__Task to carry out__
Check each line of the records below and collect those that include the word "Version".

╭─ Dataset excerpts

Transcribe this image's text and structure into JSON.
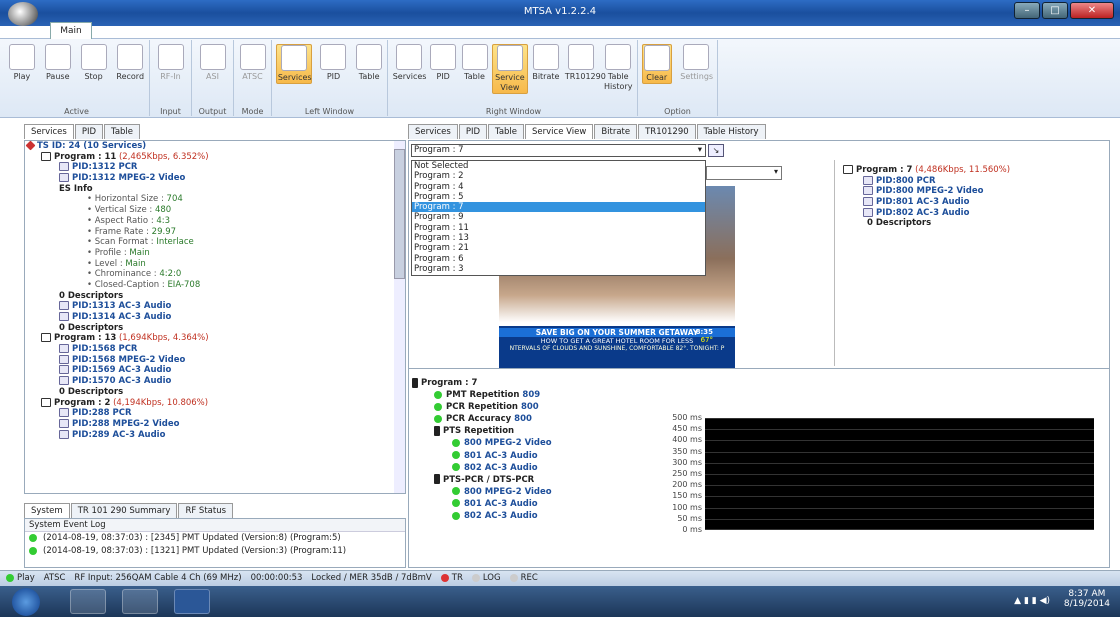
{
  "window": {
    "title": "MTSA v1.2.2.4"
  },
  "ribbon": {
    "main_tab": "Main",
    "groups": [
      {
        "label": "Active",
        "buttons": [
          {
            "label": "Play",
            "icon": "play-icon"
          },
          {
            "label": "Pause",
            "icon": "pause-icon"
          },
          {
            "label": "Stop",
            "icon": "stop-icon"
          },
          {
            "label": "Record",
            "icon": "record-icon"
          }
        ]
      },
      {
        "label": "Input",
        "buttons": [
          {
            "label": "RF-In",
            "icon": "rf-in-icon"
          }
        ]
      },
      {
        "label": "Output",
        "buttons": [
          {
            "label": "ASI",
            "icon": "asi-icon"
          }
        ]
      },
      {
        "label": "Mode",
        "buttons": [
          {
            "label": "ATSC",
            "icon": "atsc-icon"
          }
        ]
      },
      {
        "label": "Left Window",
        "buttons": [
          {
            "label": "Services",
            "icon": "tv-icon"
          },
          {
            "label": "PID",
            "icon": "pid-icon"
          },
          {
            "label": "Table",
            "icon": "table-icon"
          }
        ]
      },
      {
        "label": "Right Window",
        "buttons": [
          {
            "label": "Services",
            "icon": "tv-icon"
          },
          {
            "label": "PID",
            "icon": "pid-icon"
          },
          {
            "label": "Table",
            "icon": "table-icon"
          },
          {
            "label": "Service View",
            "icon": "magnifier-icon"
          },
          {
            "label": "Bitrate",
            "icon": "bar-chart-icon"
          },
          {
            "label": "TR101290",
            "icon": "traffic-light-icon"
          },
          {
            "label": "Table History",
            "icon": "history-icon"
          }
        ]
      },
      {
        "label": "Option",
        "buttons": [
          {
            "label": "Clear",
            "icon": "warning-icon"
          },
          {
            "label": "Settings",
            "icon": "gear-icon"
          }
        ]
      }
    ]
  },
  "left_tabs": [
    "Services",
    "PID",
    "Table"
  ],
  "tree": [
    {
      "t": "TS ID: 24 (10 Services)",
      "k": "ts"
    },
    {
      "t": "Program : 11",
      "r": " (2,465Kbps, 6.352%)",
      "k": "prog"
    },
    {
      "t": "PID:1312 PCR",
      "k": "pid"
    },
    {
      "t": "PID:1312 MPEG-2 Video",
      "k": "pid"
    },
    {
      "t": "ES Info",
      "k": "bold"
    },
    {
      "t": "Horizontal Size : ",
      "v": "704",
      "k": "es"
    },
    {
      "t": "Vertical Size : ",
      "v": "480",
      "k": "es"
    },
    {
      "t": "Aspect Ratio : ",
      "v": "4:3",
      "k": "es"
    },
    {
      "t": "Frame Rate : ",
      "v": "29.97",
      "k": "es"
    },
    {
      "t": "Scan Format : ",
      "v": "Interlace",
      "k": "es"
    },
    {
      "t": "Profile : ",
      "v": "Main",
      "k": "es"
    },
    {
      "t": "Level : ",
      "v": "Main",
      "k": "es"
    },
    {
      "t": "Chrominance : ",
      "v": "4:2:0",
      "k": "es"
    },
    {
      "t": "Closed-Caption : ",
      "v": "EIA-708",
      "k": "es"
    },
    {
      "t": "0 Descriptors",
      "k": "bold"
    },
    {
      "t": "PID:1313 AC-3 Audio",
      "k": "pid"
    },
    {
      "t": "PID:1314 AC-3 Audio",
      "k": "pid"
    },
    {
      "t": "0 Descriptors",
      "k": "bold"
    },
    {
      "t": "Program : 13",
      "r": " (1,694Kbps, 4.364%)",
      "k": "prog"
    },
    {
      "t": "PID:1568 PCR",
      "k": "pid"
    },
    {
      "t": "PID:1568 MPEG-2 Video",
      "k": "pid"
    },
    {
      "t": "PID:1569 AC-3 Audio",
      "k": "pid"
    },
    {
      "t": "PID:1570 AC-3 Audio",
      "k": "pid"
    },
    {
      "t": "0 Descriptors",
      "k": "bold"
    },
    {
      "t": "Program : 2",
      "r": " (4,194Kbps, 10.806%)",
      "k": "prog"
    },
    {
      "t": "PID:288 PCR",
      "k": "pid"
    },
    {
      "t": "PID:288 MPEG-2 Video",
      "k": "pid"
    },
    {
      "t": "PID:289 AC-3 Audio",
      "k": "pid"
    }
  ],
  "log_tabs": [
    "System",
    "TR 101 290 Summary",
    "RF Status"
  ],
  "log_header": "System Event Log",
  "log_rows": [
    "(2014-08-19, 08:37:03) : [2345] PMT Updated (Version:8) (Program:5)",
    "(2014-08-19, 08:37:03) : [1321] PMT Updated (Version:3) (Program:11)"
  ],
  "right_tabs": [
    "Services",
    "PID",
    "Table",
    "Service View",
    "Bitrate",
    "TR101290",
    "Table History"
  ],
  "program_select": {
    "value": "Program : 7",
    "options": [
      "Not Selected",
      "Program : 2",
      "Program : 4",
      "Program : 5",
      "Program : 7",
      "Program : 9",
      "Program : 11",
      "Program : 13",
      "Program : 21",
      "Program : 6",
      "Program : 3"
    ],
    "selected_index": 4
  },
  "video": {
    "banner_line1": "SAVE BIG ON YOUR SUMMER GETAWAY",
    "banner_line2": "HOW TO GET A GREAT HOTEL ROOM FOR LESS",
    "banner_line3": "NTERVALS OF CLOUDS AND SUNSHINE, COMFORTABLE 82°.   TONIGHT: P",
    "time": "8:35",
    "temp": "67°"
  },
  "program_info": [
    {
      "t": "Program : 7",
      "r": " (4,486Kbps, 11.560%)",
      "k": "prog"
    },
    {
      "t": "PID:800 PCR",
      "k": "pid"
    },
    {
      "t": "PID:800 MPEG-2 Video",
      "k": "pid"
    },
    {
      "t": "PID:801 AC-3 Audio",
      "k": "pid"
    },
    {
      "t": "PID:802 AC-3 Audio",
      "k": "pid"
    },
    {
      "t": "0 Descriptors",
      "k": "bold"
    }
  ],
  "tr_tree": [
    {
      "t": "Program : 7",
      "v": ""
    },
    {
      "t": "PMT Repetition ",
      "v": "809"
    },
    {
      "t": "PCR Repetition ",
      "v": "800"
    },
    {
      "t": "PCR Accuracy ",
      "v": "800"
    },
    {
      "t": "PTS Repetition",
      "v": ""
    },
    {
      "t": "",
      "v": "800",
      "s": " MPEG-2 Video"
    },
    {
      "t": "",
      "v": "801",
      "s": " AC-3 Audio"
    },
    {
      "t": "",
      "v": "802",
      "s": " AC-3 Audio"
    },
    {
      "t": "PTS-PCR / DTS-PCR",
      "v": ""
    },
    {
      "t": "",
      "v": "800",
      "s": " MPEG-2 Video"
    },
    {
      "t": "",
      "v": "801",
      "s": " AC-3 Audio"
    },
    {
      "t": "",
      "v": "802",
      "s": " AC-3 Audio"
    }
  ],
  "chart_axis": [
    "500 ms",
    "450 ms",
    "400 ms",
    "350 ms",
    "300 ms",
    "250 ms",
    "200 ms",
    "150 ms",
    "100 ms",
    "50 ms",
    "0 ms"
  ],
  "statusbar": [
    "Play",
    "ATSC",
    "RF Input: 256QAM Cable 4 Ch (69 MHz)",
    "00:00:00:53",
    "Locked / MER 35dB / 7dBmV",
    "TR",
    "LOG",
    "REC"
  ],
  "clock": {
    "time": "8:37 AM",
    "date": "8/19/2014"
  }
}
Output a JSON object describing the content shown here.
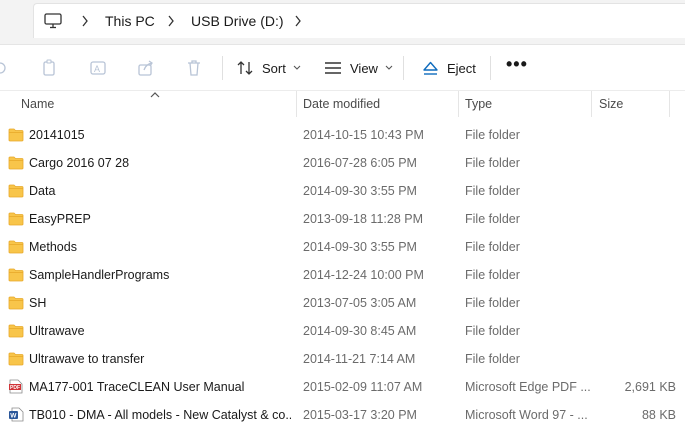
{
  "breadcrumb": {
    "items": [
      "This PC",
      "USB Drive (D:)"
    ]
  },
  "toolbar": {
    "sort_label": "Sort",
    "view_label": "View",
    "eject_label": "Eject",
    "more_label": "•••"
  },
  "columns": {
    "name": "Name",
    "date": "Date modified",
    "type": "Type",
    "size": "Size"
  },
  "files": [
    {
      "name": "20141015",
      "date": "2014-10-15 10:43 PM",
      "type": "File folder",
      "size": "",
      "icon": "folder-icon"
    },
    {
      "name": "Cargo 2016 07 28",
      "date": "2016-07-28 6:05 PM",
      "type": "File folder",
      "size": "",
      "icon": "folder-icon"
    },
    {
      "name": "Data",
      "date": "2014-09-30 3:55 PM",
      "type": "File folder",
      "size": "",
      "icon": "folder-icon"
    },
    {
      "name": "EasyPREP",
      "date": "2013-09-18 11:28 PM",
      "type": "File folder",
      "size": "",
      "icon": "folder-icon"
    },
    {
      "name": "Methods",
      "date": "2014-09-30 3:55 PM",
      "type": "File folder",
      "size": "",
      "icon": "folder-icon"
    },
    {
      "name": "SampleHandlerPrograms",
      "date": "2014-12-24 10:00 PM",
      "type": "File folder",
      "size": "",
      "icon": "folder-icon"
    },
    {
      "name": "SH",
      "date": "2013-07-05 3:05 AM",
      "type": "File folder",
      "size": "",
      "icon": "folder-icon"
    },
    {
      "name": "Ultrawave",
      "date": "2014-09-30 8:45 AM",
      "type": "File folder",
      "size": "",
      "icon": "folder-icon"
    },
    {
      "name": "Ultrawave to transfer",
      "date": "2014-11-21 7:14 AM",
      "type": "File folder",
      "size": "",
      "icon": "folder-icon"
    },
    {
      "name": "MA177-001 TraceCLEAN User Manual",
      "date": "2015-02-09 11:07 AM",
      "type": "Microsoft Edge PDF ...",
      "size": "2,691 KB",
      "icon": "pdf-icon"
    },
    {
      "name": "TB010 - DMA - All models - New Catalyst & co...",
      "date": "2015-03-17 3:20 PM",
      "type": "Microsoft Word 97 - ...",
      "size": "88 KB",
      "icon": "word-doc-icon"
    }
  ],
  "colors": {
    "folder": "#f8c54a",
    "folder_dark": "#e8a92a",
    "pdf": "#d13438",
    "word": "#2b579a",
    "eject": "#0f6cbd"
  }
}
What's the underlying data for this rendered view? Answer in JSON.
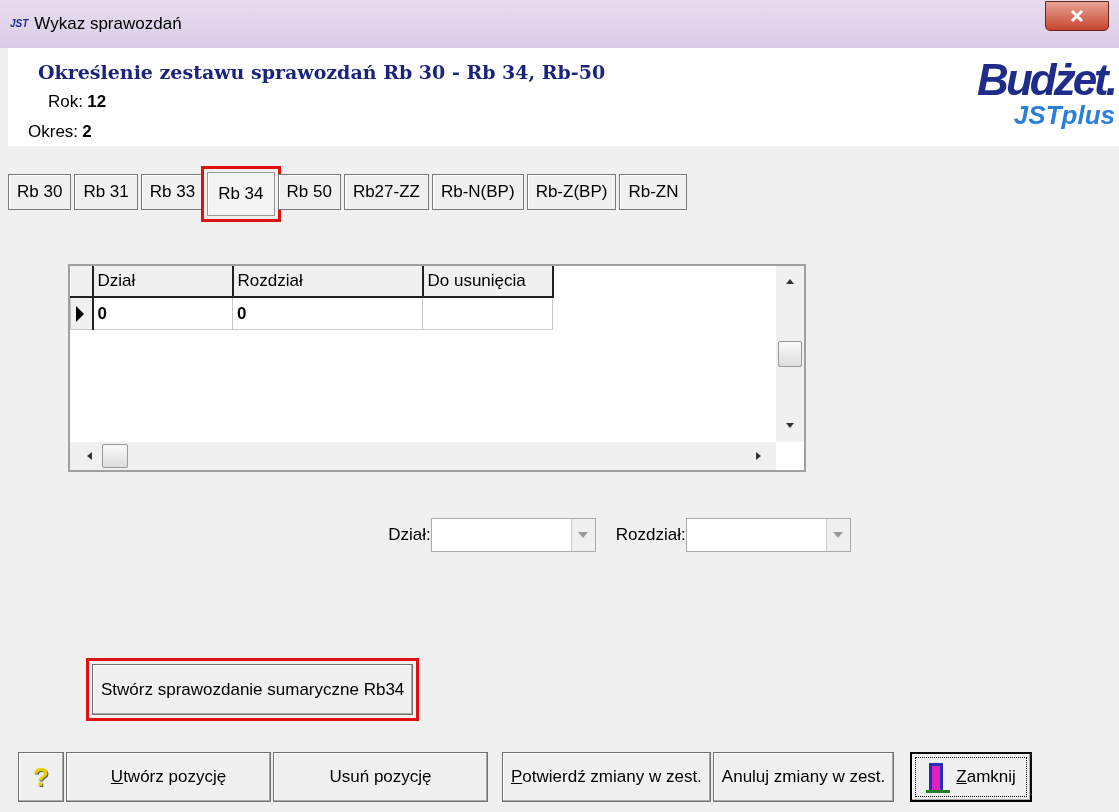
{
  "window": {
    "title": "Wykaz sprawozdań",
    "app_badge": "JST"
  },
  "header": {
    "heading": "Określenie zestawu sprawozdań Rb 30 - Rb 34, Rb-50",
    "fields": [
      {
        "label": "Rok:",
        "value": "12"
      },
      {
        "label": "Okres:",
        "value": "2"
      }
    ],
    "logo": {
      "main": "Budżet",
      "dot": ".",
      "sub_a": "JST",
      "sub_b": "plus"
    }
  },
  "tabs": [
    {
      "label": "Rb 30",
      "selected": false,
      "highlighted": false
    },
    {
      "label": "Rb 31",
      "selected": false,
      "highlighted": false
    },
    {
      "label": "Rb 33",
      "selected": false,
      "highlighted": false
    },
    {
      "label": "Rb 34",
      "selected": true,
      "highlighted": true
    },
    {
      "label": "Rb 50",
      "selected": false,
      "highlighted": false
    },
    {
      "label": "Rb27-ZZ",
      "selected": false,
      "highlighted": false
    },
    {
      "label": "Rb-N(BP)",
      "selected": false,
      "highlighted": false
    },
    {
      "label": "Rb-Z(BP)",
      "selected": false,
      "highlighted": false
    },
    {
      "label": "Rb-ZN",
      "selected": false,
      "highlighted": false
    }
  ],
  "grid": {
    "columns": [
      "Dział",
      "Rozdział",
      "Do usunięcia"
    ],
    "rows": [
      {
        "cells": [
          "0",
          "0",
          ""
        ],
        "current": true
      }
    ]
  },
  "filters": [
    {
      "label": "Dział:"
    },
    {
      "label": "Rozdział:"
    }
  ],
  "summary_button": {
    "label": "Stwórz sprawozdanie sumaryczne Rb34",
    "highlighted": true
  },
  "footer": {
    "help": "?",
    "buttons": [
      {
        "label": "Utwórz pozycję",
        "mnemonic_first": true,
        "kind": "plain"
      },
      {
        "label": "Usuń pozycję",
        "mnemonic_first": false,
        "kind": "plain"
      },
      {
        "label": "Potwierdź zmiany w zest.",
        "mnemonic_first": true,
        "kind": "plain"
      },
      {
        "label": "Anuluj zmiany w zest.",
        "mnemonic_first": false,
        "kind": "plain"
      },
      {
        "label": "Zamknij",
        "mnemonic_first": true,
        "kind": "close"
      }
    ]
  }
}
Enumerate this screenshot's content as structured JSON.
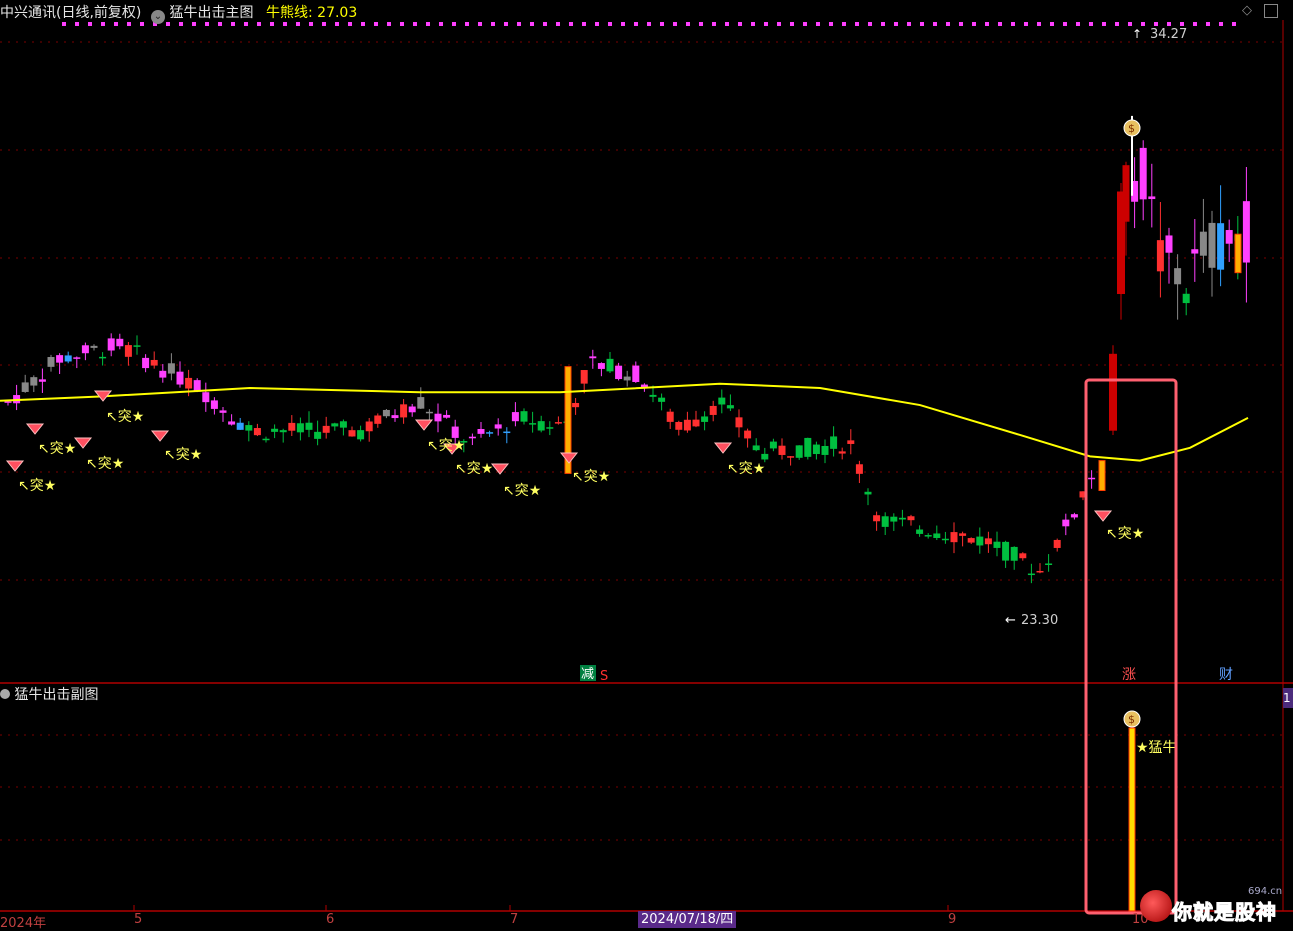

╰─

__Exercise response__
    "(2014-08-19, 08:37:03) : [2345] PMT Updated (Version:8) (Program:5)",
    "(2014-08-19, 08:37:03) : [1321] PMT Updated (Version:3) (Program:11)"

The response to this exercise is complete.